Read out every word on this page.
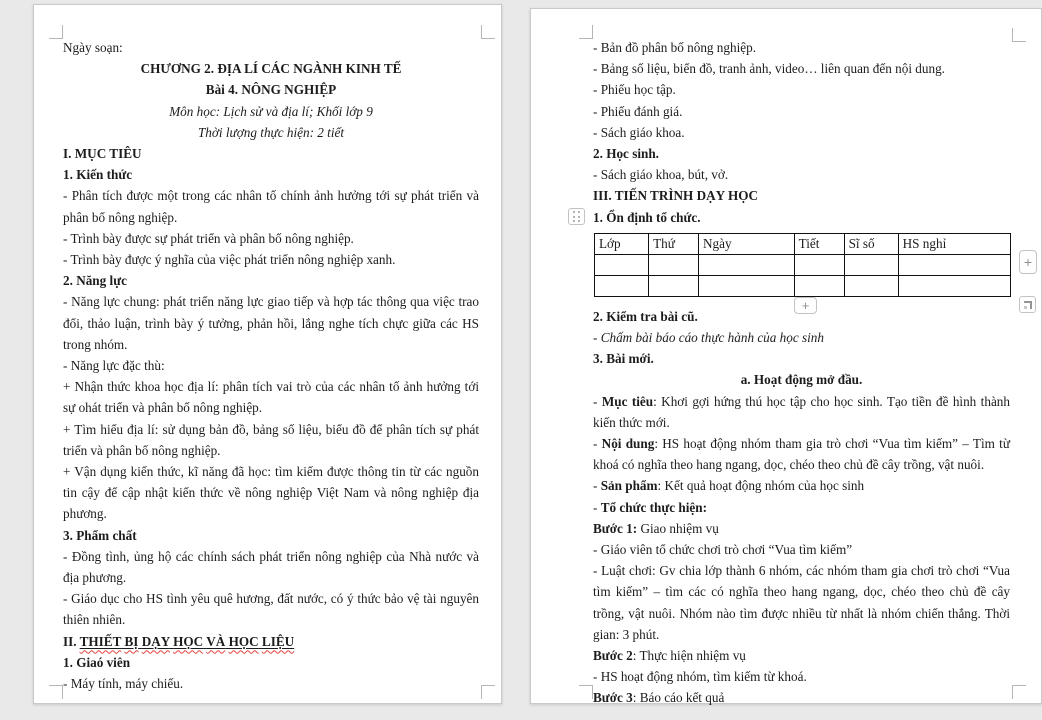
Ngày soạn:
CHƯƠNG 2. ĐỊA LÍ CÁC NGÀNH KINH TẾ
Bài 4. NÔNG NGHIỆP
Môn học: Lịch sử và địa lí; Khối lớp 9
Thời lượng thực hiện: 2 tiết
I. MỤC TIÊU
1. Kiến thức
- Phân tích được một trong các nhân tố chính ảnh hưởng tới sự phát triển và phân bố nông nghiệp.
- Trình bày được sự phát triển và phân bố nông nghiệp.
- Trình bày được ý nghĩa của việc phát triển nông nghiệp xanh.
2. Năng lực
- Năng lực chung: phát triển năng lực giao tiếp và hợp tác thông qua việc trao đổi, thảo luận, trình bày ý tưởng, phản hồi, lắng nghe tích chực giữa các HS trong nhóm.
- Năng lực đặc thù:
+ Nhận thức khoa học địa lí: phân tích vai trò của các nhân tố ảnh hưởng tới sự ohát triển và phân bố nông nghiệp.
+ Tìm hiểu địa lí: sử dụng bản đồ, bảng số liệu, biểu đồ để phân tích sự phát triển và phân bố nông nghiệp.
+ Vận dụng kiến thức, kĩ năng đã học: tìm kiếm được thông tin từ các nguồn tin cậy để cập nhật kiến thức về nông nghiệp Việt Nam và nông nghiệp địa phương.
3. Phẩm chất
- Đồng tình, ủng hộ các chính sách phát triển nông nghiệp của Nhà nước và địa phương.
- Giáo dục cho HS tình yêu quê hương, đất nước, có ý thức bảo vệ tài nguyên thiên nhiên.
II. THIẾT BỊ DẠY HỌC VÀ HỌC LIỆU
1. Giaó viên
- Máy tính, máy chiếu.
- Bản đồ phân bố nông nghiệp.
- Bảng số liệu, biển đồ, tranh ảnh, video… liên quan đến nội dung.
- Phiếu học tập.
- Phiếu đánh giá.
- Sách giáo khoa.
2. Học sinh.
- Sách giáo khoa, bút, vở.
III. TIẾN TRÌNH DẠY HỌC
1. Ổn định tổ chức.
Lớp	Thứ	Ngày	Tiết	Sĩ số	HS nghỉ

2. Kiểm tra bài cũ.
- Chấm bài báo cáo thực hành của học sinh
3. Bài mới.
a. Hoạt động mở đầu.
- Mục tiêu: Khơi gợi hứng thú học tập cho học sinh. Tạo tiền đề hình thành kiến thức mới.
- Nội dung: HS hoạt động nhóm tham gia trò chơi “Vua tìm kiếm” – Tìm từ khoá có nghĩa theo hang ngang, dọc, chéo theo chủ đề cây trồng, vật nuôi.
- Sản phẩm: Kết quả hoạt động nhóm của học sinh
- Tổ chức thực hiện:
Bước 1: Giao nhiệm vụ
- Giáo viên tổ chức chơi trò chơi “Vua tìm kiếm”
- Luật chơi: Gv chia lớp thành 6 nhóm, các nhóm tham gia chơi trò chơi “Vua tìm kiếm” – tìm các có nghĩa theo hang ngang, dọc, chéo theo chủ đề cây trồng, vật nuôi. Nhóm nào tìm được nhiều từ nhất là nhóm chiến thắng. Thời gian: 3 phút.
Bước 2: Thực hiện nhiệm vụ
- HS hoạt động nhóm, tìm kiếm từ khoá.
Bước 3: Báo cáo kết quả
+
+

────────

EXERCISE DESCRIPTION - Search the records for the word "nhiệm" and copy every line where it occurs.

TASK OUTPUT -
Bước 1: Giao nhiệm vụ
Bước 2: Thực hiện nhiệm vụ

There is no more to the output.